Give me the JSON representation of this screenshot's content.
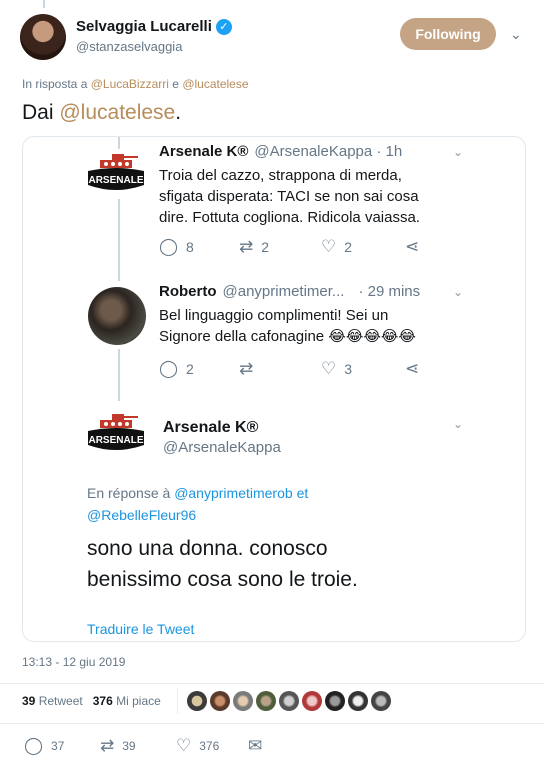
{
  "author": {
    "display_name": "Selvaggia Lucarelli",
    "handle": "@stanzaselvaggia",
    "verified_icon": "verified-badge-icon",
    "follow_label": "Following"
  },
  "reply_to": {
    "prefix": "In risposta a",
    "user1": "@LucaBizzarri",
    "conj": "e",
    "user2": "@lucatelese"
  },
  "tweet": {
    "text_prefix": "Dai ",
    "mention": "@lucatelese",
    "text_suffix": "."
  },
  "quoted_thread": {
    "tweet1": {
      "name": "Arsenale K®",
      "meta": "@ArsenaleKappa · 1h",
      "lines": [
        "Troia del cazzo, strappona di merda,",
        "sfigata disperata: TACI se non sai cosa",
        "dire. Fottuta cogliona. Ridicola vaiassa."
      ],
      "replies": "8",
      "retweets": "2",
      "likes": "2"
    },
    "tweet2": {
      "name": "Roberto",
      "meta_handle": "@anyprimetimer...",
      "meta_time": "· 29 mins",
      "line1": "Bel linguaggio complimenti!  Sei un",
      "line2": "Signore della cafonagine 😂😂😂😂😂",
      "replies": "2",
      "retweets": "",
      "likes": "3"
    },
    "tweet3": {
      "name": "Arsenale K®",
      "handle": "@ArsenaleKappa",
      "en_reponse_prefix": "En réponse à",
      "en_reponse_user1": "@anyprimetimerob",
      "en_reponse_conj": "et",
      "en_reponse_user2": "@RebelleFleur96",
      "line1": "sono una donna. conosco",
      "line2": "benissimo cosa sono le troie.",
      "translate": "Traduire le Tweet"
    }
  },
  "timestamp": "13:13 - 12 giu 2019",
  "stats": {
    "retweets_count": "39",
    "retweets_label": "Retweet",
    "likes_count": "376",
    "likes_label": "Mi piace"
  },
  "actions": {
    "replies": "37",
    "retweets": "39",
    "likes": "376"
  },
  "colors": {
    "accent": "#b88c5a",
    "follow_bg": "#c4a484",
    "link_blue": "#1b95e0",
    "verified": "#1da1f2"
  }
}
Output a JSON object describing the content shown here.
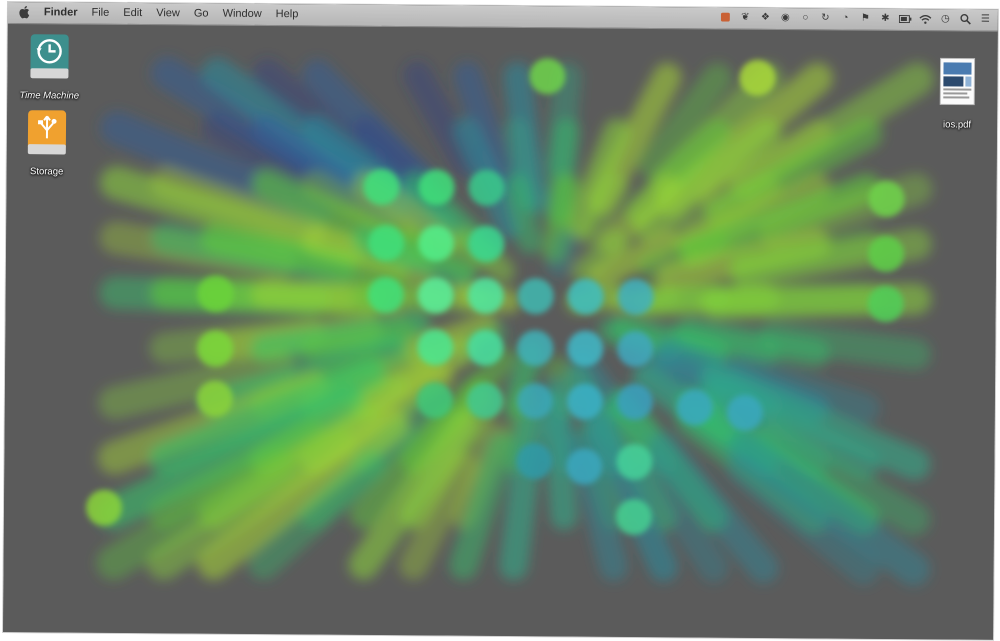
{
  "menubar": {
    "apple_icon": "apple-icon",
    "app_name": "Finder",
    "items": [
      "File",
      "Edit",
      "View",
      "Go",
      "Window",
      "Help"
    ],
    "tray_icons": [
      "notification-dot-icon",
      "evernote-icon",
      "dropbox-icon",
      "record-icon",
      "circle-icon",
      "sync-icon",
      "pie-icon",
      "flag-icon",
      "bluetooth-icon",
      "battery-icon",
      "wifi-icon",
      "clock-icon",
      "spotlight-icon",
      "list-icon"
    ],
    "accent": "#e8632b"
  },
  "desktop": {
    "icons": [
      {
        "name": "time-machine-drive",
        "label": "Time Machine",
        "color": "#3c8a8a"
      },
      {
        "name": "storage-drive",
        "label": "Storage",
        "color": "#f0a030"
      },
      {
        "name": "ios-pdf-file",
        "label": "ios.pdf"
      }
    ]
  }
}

- TASK TO COMPLETE -
Write out every line of the preceding listing that contains "sono".

- PROBLEM SOLUTION -
      "line1": "sono una donna. conosco",
      "line2": "benissimo cosa sono le troie.",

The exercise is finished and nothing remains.